____ DATASET RECORDS

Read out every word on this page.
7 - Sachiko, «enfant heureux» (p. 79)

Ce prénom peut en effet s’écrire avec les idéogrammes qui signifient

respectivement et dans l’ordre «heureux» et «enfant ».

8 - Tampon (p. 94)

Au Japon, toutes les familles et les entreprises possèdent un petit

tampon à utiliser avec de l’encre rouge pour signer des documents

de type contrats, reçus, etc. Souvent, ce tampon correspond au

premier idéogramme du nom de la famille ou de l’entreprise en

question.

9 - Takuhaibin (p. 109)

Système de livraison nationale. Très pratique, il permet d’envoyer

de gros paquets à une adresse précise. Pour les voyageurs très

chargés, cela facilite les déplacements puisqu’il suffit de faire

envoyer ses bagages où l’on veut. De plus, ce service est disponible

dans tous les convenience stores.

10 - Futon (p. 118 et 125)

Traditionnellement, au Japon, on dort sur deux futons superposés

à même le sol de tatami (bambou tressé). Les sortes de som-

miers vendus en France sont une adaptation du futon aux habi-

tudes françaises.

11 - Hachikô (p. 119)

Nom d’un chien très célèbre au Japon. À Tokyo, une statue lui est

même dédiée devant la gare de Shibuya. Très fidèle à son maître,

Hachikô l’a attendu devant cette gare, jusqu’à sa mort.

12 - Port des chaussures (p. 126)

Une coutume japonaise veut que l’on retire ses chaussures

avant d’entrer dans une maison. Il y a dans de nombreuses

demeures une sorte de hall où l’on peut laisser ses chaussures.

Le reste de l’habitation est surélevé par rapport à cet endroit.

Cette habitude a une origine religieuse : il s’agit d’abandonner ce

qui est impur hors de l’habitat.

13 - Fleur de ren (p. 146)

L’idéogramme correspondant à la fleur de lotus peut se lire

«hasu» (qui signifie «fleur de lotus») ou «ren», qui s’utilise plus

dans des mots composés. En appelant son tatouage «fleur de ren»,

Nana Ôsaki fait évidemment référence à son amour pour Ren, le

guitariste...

________
____ DATASET RECORDS

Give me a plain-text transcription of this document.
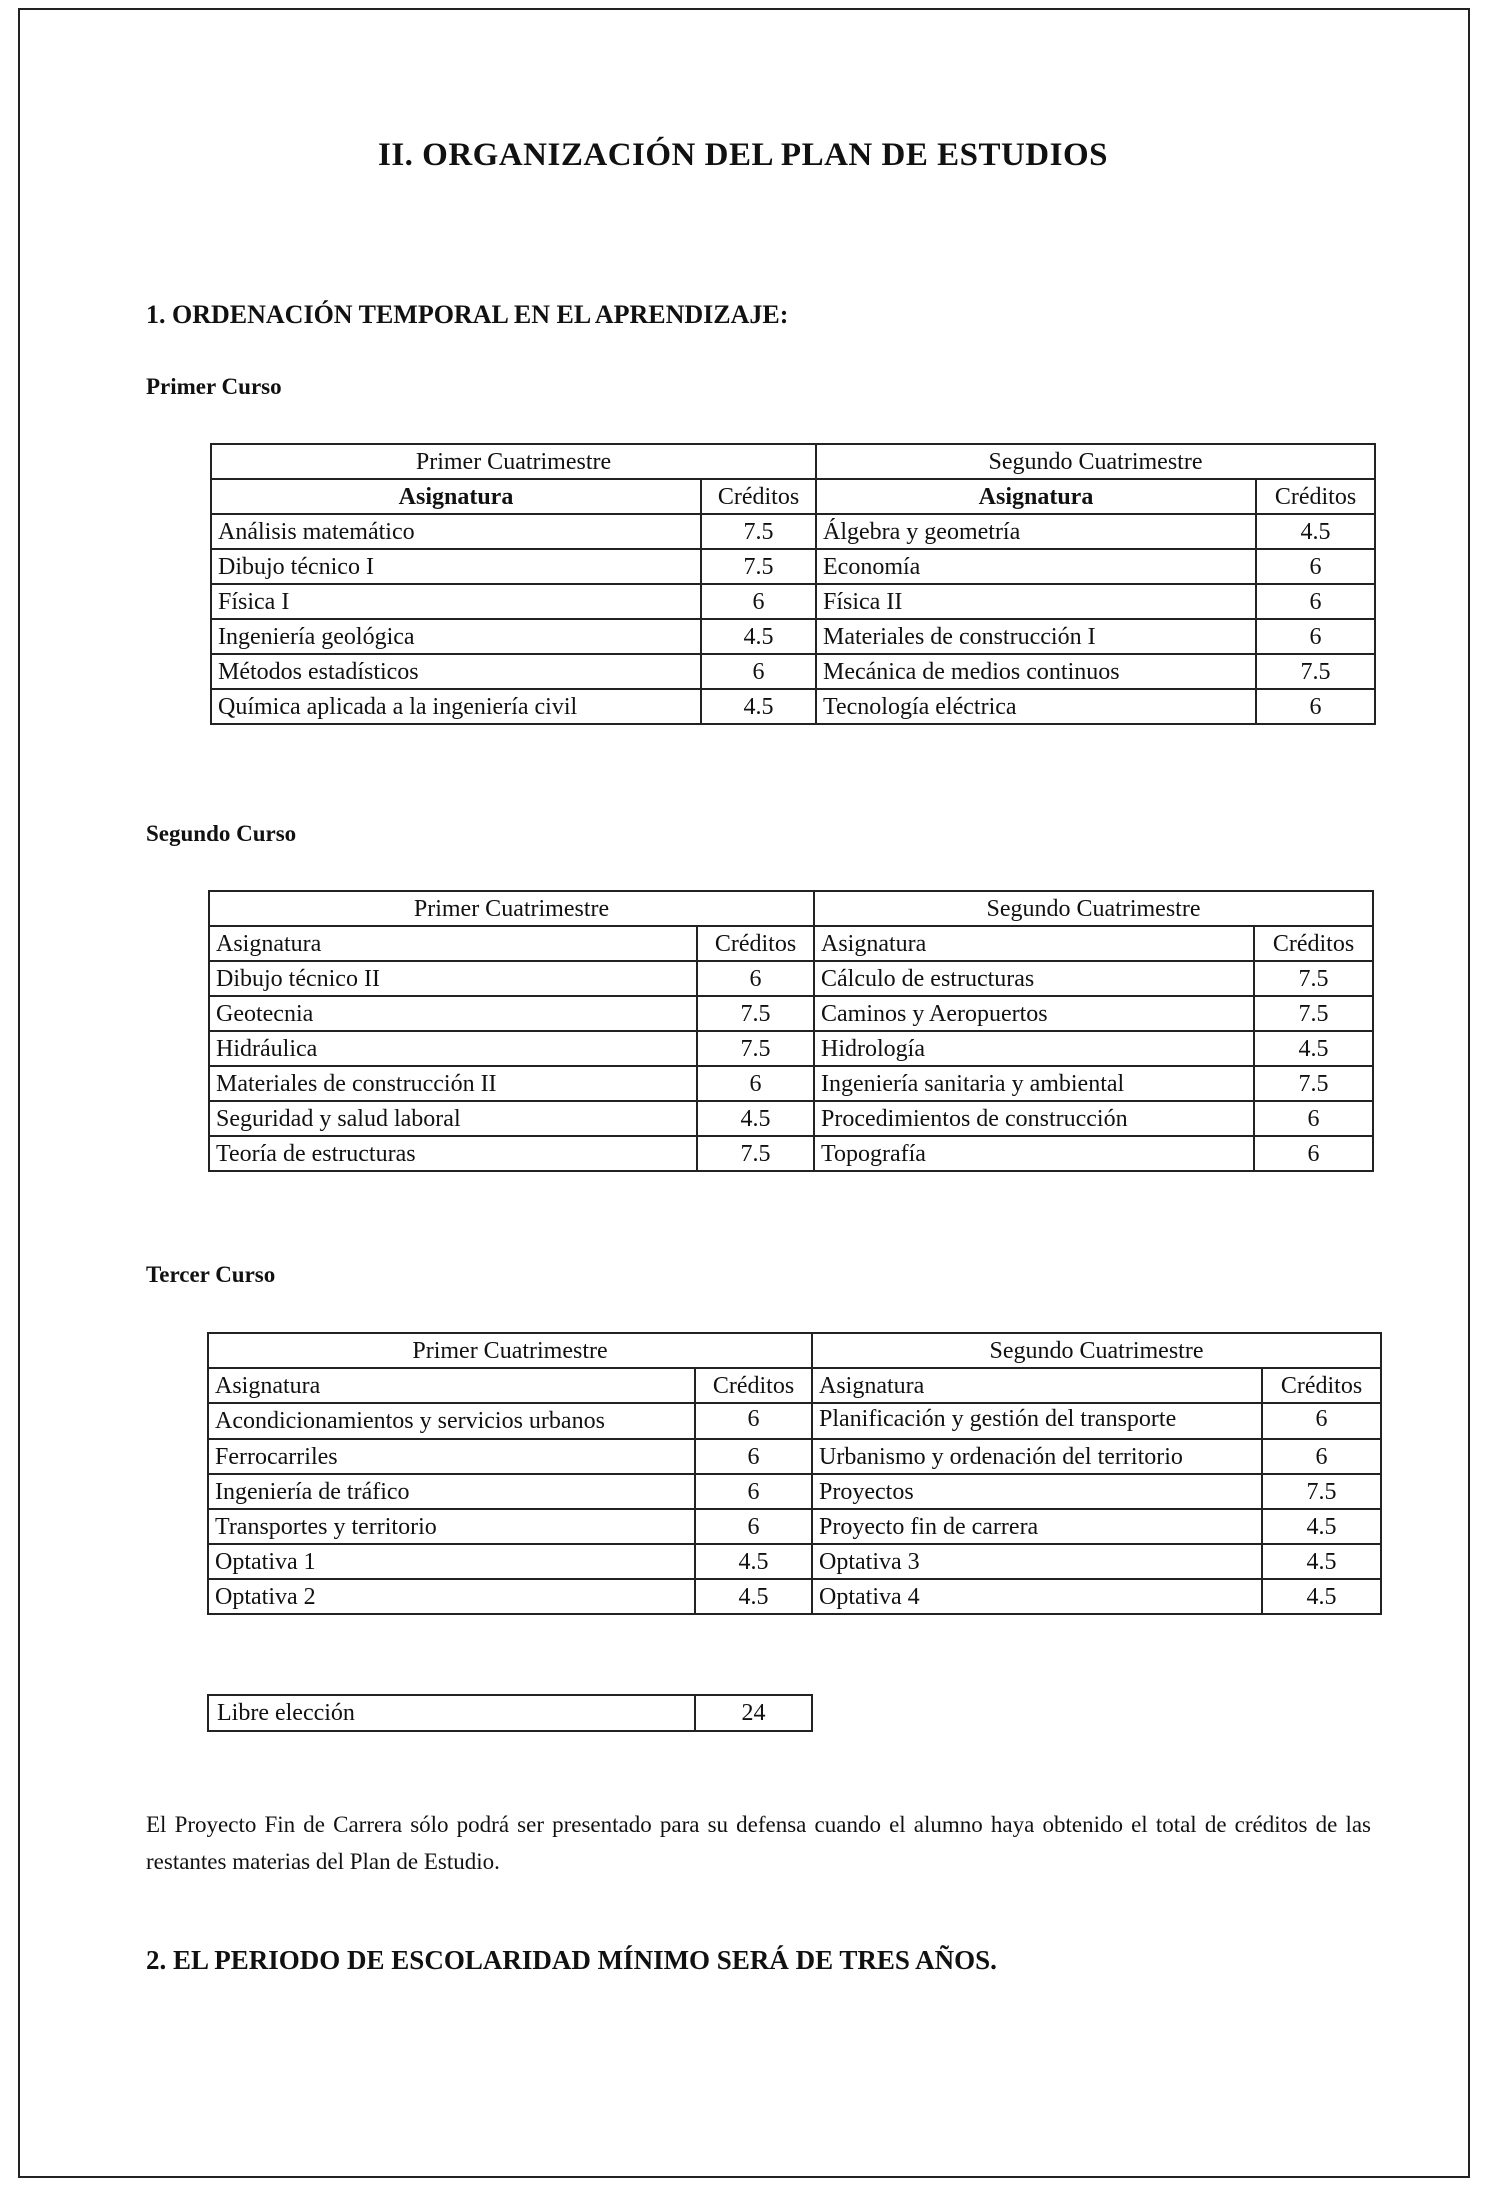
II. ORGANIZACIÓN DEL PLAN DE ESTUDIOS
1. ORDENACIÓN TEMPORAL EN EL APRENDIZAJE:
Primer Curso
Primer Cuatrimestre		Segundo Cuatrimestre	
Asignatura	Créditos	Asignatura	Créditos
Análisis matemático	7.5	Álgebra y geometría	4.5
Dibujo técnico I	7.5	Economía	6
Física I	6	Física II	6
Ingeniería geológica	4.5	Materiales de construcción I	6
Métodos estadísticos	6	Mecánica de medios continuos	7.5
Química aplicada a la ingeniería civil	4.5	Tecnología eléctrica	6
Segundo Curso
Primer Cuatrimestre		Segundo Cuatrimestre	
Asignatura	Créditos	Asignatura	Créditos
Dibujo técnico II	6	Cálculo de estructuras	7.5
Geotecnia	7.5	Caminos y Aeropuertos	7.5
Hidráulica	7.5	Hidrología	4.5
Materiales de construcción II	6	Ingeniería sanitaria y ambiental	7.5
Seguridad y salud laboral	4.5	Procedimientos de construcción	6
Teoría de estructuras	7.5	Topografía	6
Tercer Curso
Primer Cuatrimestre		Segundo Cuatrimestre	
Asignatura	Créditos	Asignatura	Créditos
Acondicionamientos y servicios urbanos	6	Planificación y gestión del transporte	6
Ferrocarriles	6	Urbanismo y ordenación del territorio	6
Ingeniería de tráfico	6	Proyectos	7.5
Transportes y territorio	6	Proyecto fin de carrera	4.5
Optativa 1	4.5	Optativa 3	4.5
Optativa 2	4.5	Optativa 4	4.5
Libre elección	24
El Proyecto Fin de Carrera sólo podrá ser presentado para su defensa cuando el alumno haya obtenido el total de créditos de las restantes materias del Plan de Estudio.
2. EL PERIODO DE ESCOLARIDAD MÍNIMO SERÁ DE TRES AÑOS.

________
____ DATASET RECORDS

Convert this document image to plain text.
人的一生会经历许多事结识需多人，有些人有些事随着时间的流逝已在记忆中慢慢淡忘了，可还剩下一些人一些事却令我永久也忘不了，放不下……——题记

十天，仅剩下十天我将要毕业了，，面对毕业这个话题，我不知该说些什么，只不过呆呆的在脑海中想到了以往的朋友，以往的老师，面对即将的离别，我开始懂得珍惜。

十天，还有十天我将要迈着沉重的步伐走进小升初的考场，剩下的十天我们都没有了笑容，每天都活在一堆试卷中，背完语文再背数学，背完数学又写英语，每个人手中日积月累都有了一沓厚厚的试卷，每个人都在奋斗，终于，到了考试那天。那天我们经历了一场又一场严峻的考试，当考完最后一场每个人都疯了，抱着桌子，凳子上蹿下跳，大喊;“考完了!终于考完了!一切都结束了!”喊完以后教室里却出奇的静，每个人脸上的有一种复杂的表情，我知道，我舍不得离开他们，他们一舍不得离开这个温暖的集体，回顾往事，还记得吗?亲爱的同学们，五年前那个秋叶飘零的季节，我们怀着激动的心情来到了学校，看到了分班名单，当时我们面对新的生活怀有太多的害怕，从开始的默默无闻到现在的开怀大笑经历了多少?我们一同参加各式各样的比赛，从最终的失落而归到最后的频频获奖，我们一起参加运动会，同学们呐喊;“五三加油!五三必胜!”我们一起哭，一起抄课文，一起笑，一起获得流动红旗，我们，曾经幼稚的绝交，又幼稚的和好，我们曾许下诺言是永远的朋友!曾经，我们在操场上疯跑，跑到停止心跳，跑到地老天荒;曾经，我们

________

### WHAT TO WORK ON
Pull every line containing the word "Materiales" out of the material.

### SOLUTION FOR THIS PROBLEM
Ingeniería geológica	4.5	Materiales de construcción I	6
Materiales de construcción II	6	Ingeniería sanitaria y ambiental	7.5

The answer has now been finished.